____ EXTRAIT

À ces deux critères peut être ajouté un troisième critère résultant de l’absence de lien hiérarchique direct entre la personnalité nommée à un emploi et le Gouvernement.

L'exposé des motifs de la loi constitutionnelle n° 2008-724 du 23 juillet 2008 de modernisation des institutions de la Ve République, qui a donné sa forme actuelle à l'article 13 de la Constitution, précise notamment que :

« Suivant les recommandations du comité présidé par M. Balladur et inspiré par un souci de transparence et d'exemplarité républicaine, l'article 4 du projet modifie l'article 13 de la Constitution pour y prévoir que, pour certaines des nominations relevant du Président de la République, les emplois ne seront pourvus qu'après avis d'une commission constituée de membres des deux assemblées du Parlement. Parce qu'elles ne relèvent pas de l'autorité hiérarchique directe du Gouvernement, parce qu'elles ne sont soumises par ailleurs à aucune règle ou procédure particulière et parce qu'elles revêtent une importance particulière pour la garantie des droits et libertés ou pour la vie économique et sociale de la Nation, ces nominations feront désormais l'objet d'un droit de regard du Parlement. Il reviendra à une loi organique de fixer la composition de la commission, de poser le principe de l'audition publique des personnalités pressenties et de préciser la liste des emplois concernés. La procédure trouvera également à s'appliquer, en vertu des articles 25, 28 et 31 du projet de loi, aux membres du Conseil constitutionnel, aux personnalités qualifiées visées à l'article 65 de la Constitution relatif au Conseil supérieur de la magistrature, ainsi qu'au défenseur des droits des citoyens créé par le présent projet de loi ».

________
____ MATÉRIEL FOURNI

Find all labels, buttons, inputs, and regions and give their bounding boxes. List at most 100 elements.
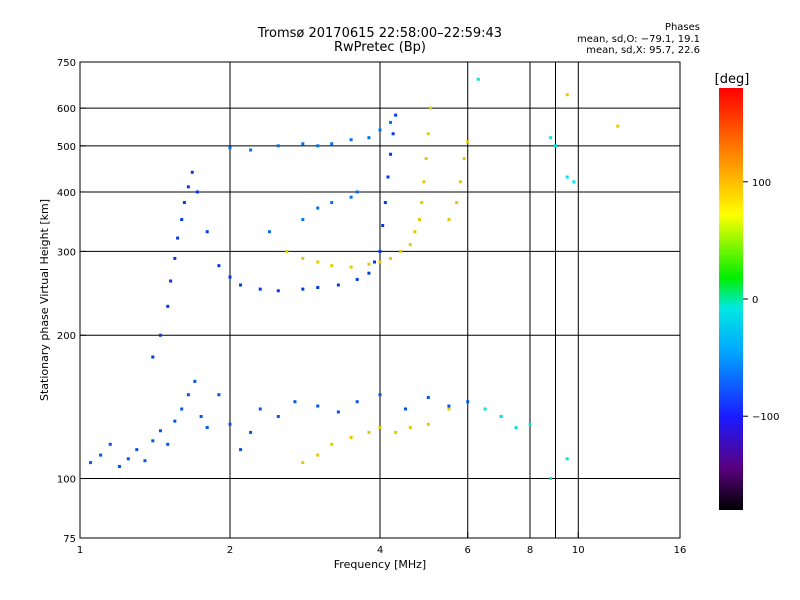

________

ÉNONCÉ: D'après l'extrait, quelle loi a donné sa forme actuelle à l'article 13 de la Constitution ?

SOLUTION DÉTAILLÉE: La loi constitutionnelle n° 2008-724 du 23 juillet 2008 de modernisation des institutions de la Ve République.